# MATERIAL FOR THE TASK
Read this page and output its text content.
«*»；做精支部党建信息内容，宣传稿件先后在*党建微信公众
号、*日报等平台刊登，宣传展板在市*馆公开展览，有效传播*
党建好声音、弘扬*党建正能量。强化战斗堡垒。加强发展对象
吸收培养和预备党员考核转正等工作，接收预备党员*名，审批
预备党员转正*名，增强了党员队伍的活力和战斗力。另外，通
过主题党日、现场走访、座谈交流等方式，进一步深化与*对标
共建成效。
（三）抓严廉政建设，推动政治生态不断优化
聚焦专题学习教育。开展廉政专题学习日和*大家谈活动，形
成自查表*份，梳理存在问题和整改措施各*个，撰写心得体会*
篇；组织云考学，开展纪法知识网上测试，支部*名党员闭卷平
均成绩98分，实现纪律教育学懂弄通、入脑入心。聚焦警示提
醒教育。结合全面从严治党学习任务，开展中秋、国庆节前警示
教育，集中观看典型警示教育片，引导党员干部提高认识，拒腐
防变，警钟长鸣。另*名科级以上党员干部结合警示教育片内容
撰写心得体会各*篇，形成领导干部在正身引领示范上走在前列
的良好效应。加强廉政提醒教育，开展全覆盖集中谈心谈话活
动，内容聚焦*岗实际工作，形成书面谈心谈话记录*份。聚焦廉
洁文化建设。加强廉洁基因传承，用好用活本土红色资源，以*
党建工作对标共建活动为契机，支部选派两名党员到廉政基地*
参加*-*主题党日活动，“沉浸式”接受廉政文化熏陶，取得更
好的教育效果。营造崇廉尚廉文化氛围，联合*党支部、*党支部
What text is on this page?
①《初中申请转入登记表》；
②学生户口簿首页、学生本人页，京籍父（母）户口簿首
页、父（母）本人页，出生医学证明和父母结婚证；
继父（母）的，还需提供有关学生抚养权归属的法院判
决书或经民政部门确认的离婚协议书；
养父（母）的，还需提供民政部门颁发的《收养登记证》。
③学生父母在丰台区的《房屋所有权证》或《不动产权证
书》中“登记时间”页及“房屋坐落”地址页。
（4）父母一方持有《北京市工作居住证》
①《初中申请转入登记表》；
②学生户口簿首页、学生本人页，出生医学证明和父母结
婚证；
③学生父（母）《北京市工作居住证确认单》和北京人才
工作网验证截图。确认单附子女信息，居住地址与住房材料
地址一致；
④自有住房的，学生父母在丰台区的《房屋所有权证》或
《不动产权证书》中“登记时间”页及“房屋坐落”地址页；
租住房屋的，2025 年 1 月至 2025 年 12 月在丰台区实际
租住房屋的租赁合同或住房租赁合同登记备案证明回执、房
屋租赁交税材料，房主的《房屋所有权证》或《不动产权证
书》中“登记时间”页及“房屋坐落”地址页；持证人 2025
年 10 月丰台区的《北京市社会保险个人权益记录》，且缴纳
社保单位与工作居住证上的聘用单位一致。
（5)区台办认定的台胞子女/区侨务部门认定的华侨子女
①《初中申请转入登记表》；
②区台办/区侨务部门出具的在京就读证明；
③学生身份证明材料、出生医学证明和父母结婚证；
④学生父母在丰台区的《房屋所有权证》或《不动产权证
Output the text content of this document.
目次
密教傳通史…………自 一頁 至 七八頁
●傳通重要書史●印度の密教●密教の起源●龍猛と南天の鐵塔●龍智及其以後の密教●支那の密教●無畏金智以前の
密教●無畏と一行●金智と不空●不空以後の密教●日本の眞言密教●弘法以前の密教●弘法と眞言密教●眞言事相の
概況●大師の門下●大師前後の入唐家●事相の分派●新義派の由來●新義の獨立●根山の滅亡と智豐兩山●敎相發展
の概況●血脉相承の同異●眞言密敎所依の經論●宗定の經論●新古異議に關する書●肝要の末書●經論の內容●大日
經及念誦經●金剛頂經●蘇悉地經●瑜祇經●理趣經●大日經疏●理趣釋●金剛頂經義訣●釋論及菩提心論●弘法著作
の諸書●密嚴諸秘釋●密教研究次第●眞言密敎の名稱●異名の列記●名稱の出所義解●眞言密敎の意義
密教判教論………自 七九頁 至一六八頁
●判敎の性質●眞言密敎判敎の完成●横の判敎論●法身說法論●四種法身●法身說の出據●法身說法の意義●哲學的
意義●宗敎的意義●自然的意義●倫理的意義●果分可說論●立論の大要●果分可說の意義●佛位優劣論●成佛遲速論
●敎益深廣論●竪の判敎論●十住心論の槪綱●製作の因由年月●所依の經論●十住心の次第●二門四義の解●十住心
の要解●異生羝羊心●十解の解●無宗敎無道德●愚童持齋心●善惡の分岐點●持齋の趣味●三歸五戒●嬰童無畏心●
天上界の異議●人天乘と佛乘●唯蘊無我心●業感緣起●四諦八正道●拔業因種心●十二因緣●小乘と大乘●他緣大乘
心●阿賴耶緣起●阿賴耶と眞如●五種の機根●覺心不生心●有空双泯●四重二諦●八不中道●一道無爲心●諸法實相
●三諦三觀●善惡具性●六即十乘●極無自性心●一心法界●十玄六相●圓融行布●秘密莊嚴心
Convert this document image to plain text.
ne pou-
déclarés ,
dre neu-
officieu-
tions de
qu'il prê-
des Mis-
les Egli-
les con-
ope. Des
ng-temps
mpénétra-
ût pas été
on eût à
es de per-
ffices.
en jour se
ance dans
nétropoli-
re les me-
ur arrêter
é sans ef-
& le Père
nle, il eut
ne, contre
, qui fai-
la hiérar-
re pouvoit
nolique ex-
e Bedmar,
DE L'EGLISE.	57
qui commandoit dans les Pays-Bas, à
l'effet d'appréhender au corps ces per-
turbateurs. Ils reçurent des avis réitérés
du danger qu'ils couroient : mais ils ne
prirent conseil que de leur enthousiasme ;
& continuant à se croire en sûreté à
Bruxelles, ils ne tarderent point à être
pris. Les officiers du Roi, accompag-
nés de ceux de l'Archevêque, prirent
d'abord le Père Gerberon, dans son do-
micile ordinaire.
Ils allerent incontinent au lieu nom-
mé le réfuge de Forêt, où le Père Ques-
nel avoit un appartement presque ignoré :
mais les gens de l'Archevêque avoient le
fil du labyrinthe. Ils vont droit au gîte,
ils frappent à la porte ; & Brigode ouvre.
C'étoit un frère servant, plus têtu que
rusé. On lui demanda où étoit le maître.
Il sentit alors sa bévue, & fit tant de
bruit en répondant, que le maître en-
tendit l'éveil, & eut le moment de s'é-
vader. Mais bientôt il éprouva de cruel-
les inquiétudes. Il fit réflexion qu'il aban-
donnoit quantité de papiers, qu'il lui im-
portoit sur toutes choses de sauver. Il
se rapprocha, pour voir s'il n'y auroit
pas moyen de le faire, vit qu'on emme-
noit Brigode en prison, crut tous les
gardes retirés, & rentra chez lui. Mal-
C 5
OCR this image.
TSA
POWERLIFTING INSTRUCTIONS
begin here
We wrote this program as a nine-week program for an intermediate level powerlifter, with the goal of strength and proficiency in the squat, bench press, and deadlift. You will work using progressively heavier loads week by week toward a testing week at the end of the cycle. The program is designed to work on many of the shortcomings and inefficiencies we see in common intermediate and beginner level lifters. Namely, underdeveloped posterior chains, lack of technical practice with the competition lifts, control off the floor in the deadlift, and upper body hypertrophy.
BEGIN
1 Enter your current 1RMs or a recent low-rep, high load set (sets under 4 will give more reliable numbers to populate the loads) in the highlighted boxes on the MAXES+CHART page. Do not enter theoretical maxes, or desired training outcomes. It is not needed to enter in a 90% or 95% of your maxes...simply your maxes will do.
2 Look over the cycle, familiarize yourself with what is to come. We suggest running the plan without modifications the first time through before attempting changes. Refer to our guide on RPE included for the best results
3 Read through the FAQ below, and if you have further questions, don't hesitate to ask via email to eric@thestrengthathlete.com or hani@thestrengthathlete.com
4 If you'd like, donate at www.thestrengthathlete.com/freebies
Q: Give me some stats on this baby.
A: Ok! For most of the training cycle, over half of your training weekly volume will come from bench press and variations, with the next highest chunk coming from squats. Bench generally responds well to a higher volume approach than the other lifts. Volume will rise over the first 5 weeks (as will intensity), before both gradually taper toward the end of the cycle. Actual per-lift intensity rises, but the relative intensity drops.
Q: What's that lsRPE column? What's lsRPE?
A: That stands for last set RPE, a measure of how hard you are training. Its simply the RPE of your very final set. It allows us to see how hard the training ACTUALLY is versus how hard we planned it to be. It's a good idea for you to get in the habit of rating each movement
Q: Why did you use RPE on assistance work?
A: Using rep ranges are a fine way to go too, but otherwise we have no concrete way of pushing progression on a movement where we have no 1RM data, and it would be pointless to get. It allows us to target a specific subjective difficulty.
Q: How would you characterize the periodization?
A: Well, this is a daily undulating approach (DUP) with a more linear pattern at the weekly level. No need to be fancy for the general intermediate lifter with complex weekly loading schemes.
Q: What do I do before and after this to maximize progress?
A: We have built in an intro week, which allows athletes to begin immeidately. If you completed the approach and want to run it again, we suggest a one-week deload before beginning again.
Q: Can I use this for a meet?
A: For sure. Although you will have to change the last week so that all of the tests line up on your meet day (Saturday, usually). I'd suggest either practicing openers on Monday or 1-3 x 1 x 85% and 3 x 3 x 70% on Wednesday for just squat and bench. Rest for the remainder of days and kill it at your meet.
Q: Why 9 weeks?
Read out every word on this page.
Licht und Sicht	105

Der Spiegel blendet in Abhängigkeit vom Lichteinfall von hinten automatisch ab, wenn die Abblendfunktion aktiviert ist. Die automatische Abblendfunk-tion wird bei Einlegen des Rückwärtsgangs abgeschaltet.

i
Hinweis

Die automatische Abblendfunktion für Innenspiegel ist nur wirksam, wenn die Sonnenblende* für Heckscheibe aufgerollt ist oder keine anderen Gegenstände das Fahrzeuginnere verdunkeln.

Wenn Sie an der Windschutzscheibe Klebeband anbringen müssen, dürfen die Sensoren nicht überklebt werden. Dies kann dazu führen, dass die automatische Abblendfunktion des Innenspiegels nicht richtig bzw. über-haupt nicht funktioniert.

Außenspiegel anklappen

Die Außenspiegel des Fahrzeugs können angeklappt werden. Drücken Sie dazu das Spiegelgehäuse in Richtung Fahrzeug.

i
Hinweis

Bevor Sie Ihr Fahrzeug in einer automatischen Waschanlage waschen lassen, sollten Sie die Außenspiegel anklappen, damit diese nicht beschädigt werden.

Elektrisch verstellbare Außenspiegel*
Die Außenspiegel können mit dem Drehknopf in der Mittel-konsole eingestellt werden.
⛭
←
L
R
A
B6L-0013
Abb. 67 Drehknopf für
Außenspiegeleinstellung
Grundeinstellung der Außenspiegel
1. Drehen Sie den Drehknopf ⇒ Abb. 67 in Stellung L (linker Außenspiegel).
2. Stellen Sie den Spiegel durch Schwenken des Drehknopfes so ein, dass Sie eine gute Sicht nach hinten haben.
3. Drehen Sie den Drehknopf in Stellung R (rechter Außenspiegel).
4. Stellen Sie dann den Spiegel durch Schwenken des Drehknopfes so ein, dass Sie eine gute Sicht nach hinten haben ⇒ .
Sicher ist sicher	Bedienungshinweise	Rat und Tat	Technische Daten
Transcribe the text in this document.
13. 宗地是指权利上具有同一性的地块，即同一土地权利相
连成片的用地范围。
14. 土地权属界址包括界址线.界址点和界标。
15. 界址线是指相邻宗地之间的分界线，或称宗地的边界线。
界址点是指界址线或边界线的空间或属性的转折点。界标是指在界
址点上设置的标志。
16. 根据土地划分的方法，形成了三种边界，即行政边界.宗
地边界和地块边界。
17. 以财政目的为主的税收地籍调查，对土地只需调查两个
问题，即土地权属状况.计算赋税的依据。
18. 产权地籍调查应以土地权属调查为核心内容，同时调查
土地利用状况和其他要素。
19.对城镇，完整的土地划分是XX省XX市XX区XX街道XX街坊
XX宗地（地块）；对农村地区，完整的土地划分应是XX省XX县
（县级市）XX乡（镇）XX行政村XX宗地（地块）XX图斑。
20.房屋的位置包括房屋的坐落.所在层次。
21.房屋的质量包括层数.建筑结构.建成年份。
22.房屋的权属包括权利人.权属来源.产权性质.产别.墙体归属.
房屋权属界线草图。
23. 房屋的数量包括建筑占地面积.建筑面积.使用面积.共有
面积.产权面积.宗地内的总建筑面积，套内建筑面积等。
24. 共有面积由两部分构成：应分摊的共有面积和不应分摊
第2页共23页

# EXERCISE DETAILS
Copy out each line of the material that holds the word "gute".

# ANSWER TO THE PROBLEM
2. Stellen Sie den Spiegel durch Schwenken des Drehknopfes so ein, dass Sie eine gute Sicht nach hinten haben.
4. Stellen Sie dann den Spiegel durch Schwenken des Drehknopfes so ein, dass Sie eine gute Sicht nach hinten haben ⇒ .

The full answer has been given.